Copy out every line of the data exactly.

**INFORMATION PROVIDED:**
----------------
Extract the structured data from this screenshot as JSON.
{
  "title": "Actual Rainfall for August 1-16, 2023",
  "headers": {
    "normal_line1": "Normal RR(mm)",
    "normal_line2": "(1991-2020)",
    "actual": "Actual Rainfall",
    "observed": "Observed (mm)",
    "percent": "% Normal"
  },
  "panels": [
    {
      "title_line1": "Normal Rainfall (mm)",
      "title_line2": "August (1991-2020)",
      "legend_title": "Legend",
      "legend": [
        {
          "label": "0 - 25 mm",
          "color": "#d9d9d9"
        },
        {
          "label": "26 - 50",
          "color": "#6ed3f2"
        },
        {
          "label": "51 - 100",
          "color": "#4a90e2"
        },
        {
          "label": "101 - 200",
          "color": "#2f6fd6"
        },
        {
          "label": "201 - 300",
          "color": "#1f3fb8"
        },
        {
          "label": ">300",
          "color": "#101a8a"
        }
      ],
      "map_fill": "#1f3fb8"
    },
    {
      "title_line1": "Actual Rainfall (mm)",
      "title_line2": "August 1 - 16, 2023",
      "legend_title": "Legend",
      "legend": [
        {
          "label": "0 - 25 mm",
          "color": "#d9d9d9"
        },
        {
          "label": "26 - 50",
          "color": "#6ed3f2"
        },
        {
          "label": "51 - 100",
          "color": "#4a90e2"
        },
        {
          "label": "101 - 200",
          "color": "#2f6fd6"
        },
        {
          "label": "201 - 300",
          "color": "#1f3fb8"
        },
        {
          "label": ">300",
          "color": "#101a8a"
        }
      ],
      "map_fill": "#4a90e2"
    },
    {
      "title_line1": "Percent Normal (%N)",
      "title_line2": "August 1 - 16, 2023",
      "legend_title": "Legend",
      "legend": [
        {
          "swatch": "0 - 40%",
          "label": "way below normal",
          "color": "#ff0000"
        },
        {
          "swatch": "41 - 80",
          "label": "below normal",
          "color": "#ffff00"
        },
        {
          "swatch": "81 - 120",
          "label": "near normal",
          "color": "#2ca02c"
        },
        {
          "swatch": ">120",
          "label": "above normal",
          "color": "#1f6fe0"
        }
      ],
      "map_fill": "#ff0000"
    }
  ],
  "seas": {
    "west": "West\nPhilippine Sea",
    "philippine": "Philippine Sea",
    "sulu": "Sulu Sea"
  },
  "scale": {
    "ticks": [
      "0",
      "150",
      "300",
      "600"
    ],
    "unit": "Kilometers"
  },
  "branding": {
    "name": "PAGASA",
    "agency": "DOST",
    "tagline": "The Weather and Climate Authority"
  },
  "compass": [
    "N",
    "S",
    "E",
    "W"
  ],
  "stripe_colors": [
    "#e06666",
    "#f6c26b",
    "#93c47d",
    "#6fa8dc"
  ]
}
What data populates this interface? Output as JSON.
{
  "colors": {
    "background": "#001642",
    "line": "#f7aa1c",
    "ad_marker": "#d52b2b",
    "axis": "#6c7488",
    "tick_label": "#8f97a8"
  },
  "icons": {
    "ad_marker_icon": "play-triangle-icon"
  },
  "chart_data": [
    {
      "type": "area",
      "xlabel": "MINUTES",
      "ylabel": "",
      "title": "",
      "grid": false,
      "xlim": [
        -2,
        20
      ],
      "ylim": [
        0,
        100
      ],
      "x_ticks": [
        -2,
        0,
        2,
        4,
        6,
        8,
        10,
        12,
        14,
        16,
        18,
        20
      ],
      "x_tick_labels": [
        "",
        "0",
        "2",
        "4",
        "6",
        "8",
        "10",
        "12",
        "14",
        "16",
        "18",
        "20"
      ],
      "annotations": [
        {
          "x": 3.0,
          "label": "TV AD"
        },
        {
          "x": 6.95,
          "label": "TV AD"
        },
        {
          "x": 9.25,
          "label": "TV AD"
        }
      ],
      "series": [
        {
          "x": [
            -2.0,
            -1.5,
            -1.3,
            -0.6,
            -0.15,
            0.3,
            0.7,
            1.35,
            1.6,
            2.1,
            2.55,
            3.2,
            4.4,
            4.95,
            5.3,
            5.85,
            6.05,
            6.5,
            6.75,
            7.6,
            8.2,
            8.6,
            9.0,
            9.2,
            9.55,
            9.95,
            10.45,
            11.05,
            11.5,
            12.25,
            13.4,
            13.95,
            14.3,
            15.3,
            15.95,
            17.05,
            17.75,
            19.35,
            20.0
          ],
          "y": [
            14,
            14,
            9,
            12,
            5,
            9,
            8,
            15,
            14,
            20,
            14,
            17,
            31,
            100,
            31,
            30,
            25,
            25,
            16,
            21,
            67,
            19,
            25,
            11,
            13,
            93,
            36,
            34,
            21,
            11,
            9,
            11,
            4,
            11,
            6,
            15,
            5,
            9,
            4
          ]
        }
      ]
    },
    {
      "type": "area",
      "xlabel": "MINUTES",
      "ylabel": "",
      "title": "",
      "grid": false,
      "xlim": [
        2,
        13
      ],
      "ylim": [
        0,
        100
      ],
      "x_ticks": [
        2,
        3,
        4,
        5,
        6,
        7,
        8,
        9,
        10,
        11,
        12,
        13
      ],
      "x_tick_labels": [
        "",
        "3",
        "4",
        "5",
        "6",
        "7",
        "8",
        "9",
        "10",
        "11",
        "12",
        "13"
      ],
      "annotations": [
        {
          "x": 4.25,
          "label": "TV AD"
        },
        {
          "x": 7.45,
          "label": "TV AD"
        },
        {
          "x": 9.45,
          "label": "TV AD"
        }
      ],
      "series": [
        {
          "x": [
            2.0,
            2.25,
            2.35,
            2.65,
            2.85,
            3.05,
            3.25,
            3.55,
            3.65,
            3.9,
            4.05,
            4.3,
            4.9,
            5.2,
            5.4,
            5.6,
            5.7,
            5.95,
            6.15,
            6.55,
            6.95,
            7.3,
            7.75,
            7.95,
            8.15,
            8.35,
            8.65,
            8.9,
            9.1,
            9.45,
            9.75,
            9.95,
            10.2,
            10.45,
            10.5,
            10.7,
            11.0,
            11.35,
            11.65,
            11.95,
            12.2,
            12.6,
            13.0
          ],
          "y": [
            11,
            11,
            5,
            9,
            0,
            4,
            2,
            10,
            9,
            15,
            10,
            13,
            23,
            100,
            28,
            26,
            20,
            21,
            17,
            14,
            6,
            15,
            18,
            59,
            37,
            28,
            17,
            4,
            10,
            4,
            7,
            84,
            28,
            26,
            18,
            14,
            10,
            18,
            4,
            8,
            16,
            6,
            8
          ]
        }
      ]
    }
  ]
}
----------------
**ANSWER TO THE EXERCISE:**
Extract the structured data from this screenshot as JSON.
{
  "title": "Actual Rainfall for August 1-16, 2023",
  "headers": {
    "normal_line1": "Normal RR(mm)",
    "normal_line2": "(1991-2020)",
    "actual": "Actual Rainfall",
    "observed": "Observed (mm)",
    "percent": "% Normal"
  },
  "panels": [
    {
      "title_line1": "Normal Rainfall (mm)",
      "title_line2": "August (1991-2020)",
      "legend_title": "Legend",
      "legend": [
        {
          "label": "0 - 25 mm",
          "color": "#d9d9d9"
        },
        {
          "label": "26 - 50",
          "color": "#6ed3f2"
        },
        {
          "label": "51 - 100",
          "color": "#4a90e2"
        },
        {
          "label": "101 - 200",
          "color": "#2f6fd6"
        },
        {
          "label": "201 - 300",
          "color": "#1f3fb8"
        },
        {
          "label": ">300",
          "color": "#101a8a"
        }
      ],
      "map_fill": "#1f3fb8"
    },
    {
      "title_line1": "Actual Rainfall (mm)",
      "title_line2": "August 1 - 16, 2023",
      "legend_title": "Legend",
      "legend": [
        {
          "label": "0 - 25 mm",
          "color": "#d9d9d9"
        },
        {
          "label": "26 - 50",
          "color": "#6ed3f2"
        },
        {
          "label": "51 - 100",
          "color": "#4a90e2"
        },
        {
          "label": "101 - 200",
          "color": "#2f6fd6"
        },
        {
          "label": "201 - 300",
          "color": "#1f3fb8"
        },
        {
          "label": ">300",
          "color": "#101a8a"
        }
      ],
      "map_fill": "#4a90e2"
    },
    {
      "title_line1": "Percent Normal (%N)",
      "title_line2": "August 1 - 16, 2023",
      "legend_title": "Legend",
      "legend": [
        {
          "swatch": "0 - 40%",
          "label": "way below normal",
          "color": "#ff0000"
        },
        {
          "swatch": "41 - 80",
          "label": "below normal",
          "color": "#ffff00"
        },
        {
          "swatch": "81 - 120",
          "label": "near normal",
          "color": "#2ca02c"
        },
        {
          "swatch": ">120",
          "label": "above normal",
          "color": "#1f6fe0"
        }
      ],
      "map_fill": "#ff0000"
    }
  ],
  "seas": {
    "west": "West\nPhilippine Sea",
    "philippine": "Philippine Sea",
    "sulu": "Sulu Sea"
  },
  "scale": {
    "ticks": [
      "0",
      "150",
      "300",
      "600"
    ],
    "unit": "Kilometers"
  },
  "branding": {
    "name": "PAGASA",
    "agency": "DOST",
    "tagline": "The Weather and Climate Authority"
  },
  "compass": [
    "N",
    "S",
    "E",
    "W"
  ],
  "stripe_colors": [
    "#e06666",
    "#f6c26b",
    "#93c47d",
    "#6fa8dc"
  ]
}
What data populates this interface? Output as JSON.
{
  "colors": {
    "background": "#001642",
    "line": "#f7aa1c",
    "ad_marker": "#d52b2b",
    "axis": "#6c7488",
    "tick_label": "#8f97a8"
  },
  "icons": {
    "ad_marker_icon": "play-triangle-icon"
  },
  "chart_data": [
    {
      "type": "area",
      "xlabel": "MINUTES",
      "ylabel": "",
      "title": "",
      "grid": false,
      "xlim": [
        -2,
        20
      ],
      "ylim": [
        0,
        100
      ],
      "x_ticks": [
        -2,
        0,
        2,
        4,
        6,
        8,
        10,
        12,
        14,
        16,
        18,
        20
      ],
      "x_tick_labels": [
        "",
        "0",
        "2",
        "4",
        "6",
        "8",
        "10",
        "12",
        "14",
        "16",
        "18",
        "20"
      ],
      "annotations": [
        {
          "x": 3.0,
          "label": "TV AD"
        },
        {
          "x": 6.95,
          "label": "TV AD"
        },
        {
          "x": 9.25,
          "label": "TV AD"
        }
      ],
      "series": [
        {
          "x": [
            -2.0,
            -1.5,
            -1.3,
            -0.6,
            -0.15,
            0.3,
            0.7,
            1.35,
            1.6,
            2.1,
            2.55,
            3.2,
            4.4,
            4.95,
            5.3,
            5.85,
            6.05,
            6.5,
            6.75,
            7.6,
            8.2,
            8.6,
            9.0,
            9.2,
            9.55,
            9.95,
            10.45,
            11.05,
            11.5,
            12.25,
            13.4,
            13.95,
            14.3,
            15.3,
            15.95,
            17.05,
            17.75,
            19.35,
            20.0
          ],
          "y": [
            14,
            14,
            9,
            12,
            5,
            9,
            8,
            15,
            14,
            20,
            14,
            17,
            31,
            100,
            31,
            30,
            25,
            25,
            16,
            21,
            67,
            19,
            25,
            11,
            13,
            93,
            36,
            34,
            21,
            11,
            9,
            11,
            4,
            11,
            6,
            15,
            5,
            9,
            4
          ]
        }
      ]
    },
    {
      "type": "area",
      "xlabel": "MINUTES",
      "ylabel": "",
      "title": "",
      "grid": false,
      "xlim": [
        2,
        13
      ],
      "ylim": [
        0,
        100
      ],
      "x_ticks": [
        2,
        3,
        4,
        5,
        6,
        7,
        8,
        9,
        10,
        11,
        12,
        13
      ],
      "x_tick_labels": [
        "",
        "3",
        "4",
        "5",
        "6",
        "7",
        "8",
        "9",
        "10",
        "11",
        "12",
        "13"
      ],
      "annotations": [
        {
          "x": 4.25,
          "label": "TV AD"
        },
        {
          "x": 7.45,
          "label": "TV AD"
        },
        {
          "x": 9.45,
          "label": "TV AD"
        }
      ],
      "series": [
        {
          "x": [
            2.0,
            2.25,
            2.35,
            2.65,
            2.85,
            3.05,
            3.25,
            3.55,
            3.65,
            3.9,
            4.05,
            4.3,
            4.9,
            5.2,
            5.4,
            5.6,
            5.7,
            5.95,
            6.15,
            6.55,
            6.95,
            7.3,
            7.75,
            7.95,
            8.15,
            8.35,
            8.65,
            8.9,
            9.1,
            9.45,
            9.75,
            9.95,
            10.2,
            10.45,
            10.5,
            10.7,
            11.0,
            11.35,
            11.65,
            11.95,
            12.2,
            12.6,
            13.0
          ],
          "y": [
            11,
            11,
            5,
            9,
            0,
            4,
            2,
            10,
            9,
            15,
            10,
            13,
            23,
            100,
            28,
            26,
            20,
            21,
            17,
            14,
            6,
            15,
            18,
            59,
            37,
            28,
            17,
            4,
            10,
            4,
            7,
            84,
            28,
            26,
            18,
            14,
            10,
            18,
            4,
            8,
            16,
            6,
            8
          ]
        }
      ]
    }
  ]
}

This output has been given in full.